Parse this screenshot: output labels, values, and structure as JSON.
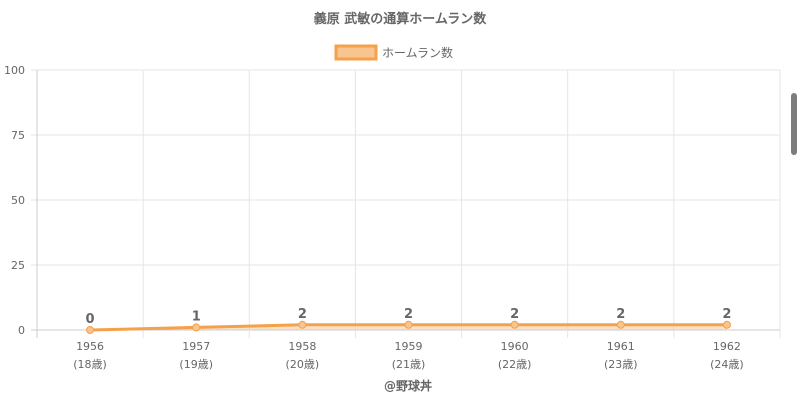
{
  "chart_data": {
    "type": "line",
    "title": "義原 武敏の通算ホームラン数",
    "legend": {
      "label": "ホームラン数",
      "position": "top"
    },
    "x": [
      "1956",
      "1957",
      "1958",
      "1959",
      "1960",
      "1961",
      "1962"
    ],
    "x_sub": [
      "(18歳)",
      "(19歳)",
      "(20歳)",
      "(21歳)",
      "(22歳)",
      "(23歳)",
      "(24歳)"
    ],
    "series": [
      {
        "name": "ホームラン数",
        "values": [
          0,
          1,
          2,
          2,
          2,
          2,
          2
        ]
      }
    ],
    "data_labels": [
      "0",
      "1",
      "2",
      "2",
      "2",
      "2",
      "2"
    ],
    "ylim": [
      0,
      100
    ],
    "y_ticks": [
      0,
      25,
      50,
      75,
      100
    ],
    "y_tick_labels": [
      "0",
      "25",
      "50",
      "75",
      "100"
    ],
    "grid": true,
    "colors": {
      "line": "#f5a04a",
      "fill": "#f8c48f",
      "grid": "#e5e5e5",
      "text": "#666666"
    }
  },
  "footer": {
    "credit": "@野球丼"
  }
}
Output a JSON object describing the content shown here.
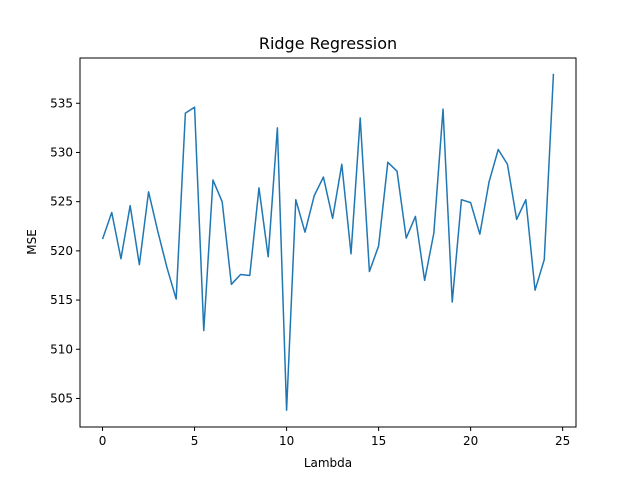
{
  "chart_data": {
    "type": "line",
    "title": "Ridge Regression",
    "xlabel": "Lambda",
    "ylabel": "MSE",
    "xlim": [
      -1.225,
      25.725
    ],
    "ylim": [
      502.1,
      539.6
    ],
    "x_ticks": [
      0,
      5,
      10,
      15,
      20,
      25
    ],
    "y_ticks": [
      505,
      510,
      515,
      520,
      525,
      530,
      535
    ],
    "grid": false,
    "series": [
      {
        "color": "#1f77b4",
        "x": [
          0,
          0.5,
          1,
          1.5,
          2,
          2.5,
          3,
          3.5,
          4,
          4.5,
          5,
          5.5,
          6,
          6.5,
          7,
          7.5,
          8,
          8.5,
          9,
          9.5,
          10,
          10.5,
          11,
          11.5,
          12,
          12.5,
          13,
          13.5,
          14,
          14.5,
          15,
          15.5,
          16,
          16.5,
          17,
          17.5,
          18,
          18.5,
          19,
          19.5,
          20,
          20.5,
          21,
          21.5,
          22,
          22.5,
          23,
          23.5,
          24,
          24.5
        ],
        "values": [
          521.2,
          523.9,
          519.2,
          524.6,
          518.6,
          526.0,
          522.0,
          518.3,
          515.1,
          534.0,
          534.6,
          511.9,
          527.2,
          525.0,
          516.6,
          517.6,
          517.5,
          526.4,
          519.4,
          532.5,
          503.8,
          525.2,
          521.9,
          525.6,
          527.5,
          523.3,
          528.8,
          519.7,
          533.5,
          517.9,
          520.5,
          529.0,
          528.1,
          521.3,
          523.5,
          517.0,
          521.8,
          534.4,
          514.8,
          525.2,
          524.9,
          521.7,
          527.0,
          530.3,
          528.8,
          523.2,
          525.2,
          516.0,
          519.1,
          538.0
        ]
      }
    ]
  }
}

▬▬▬

> [Your task] Reply with only the number of lines in the material above where the string "title" appears.

> [Output] 2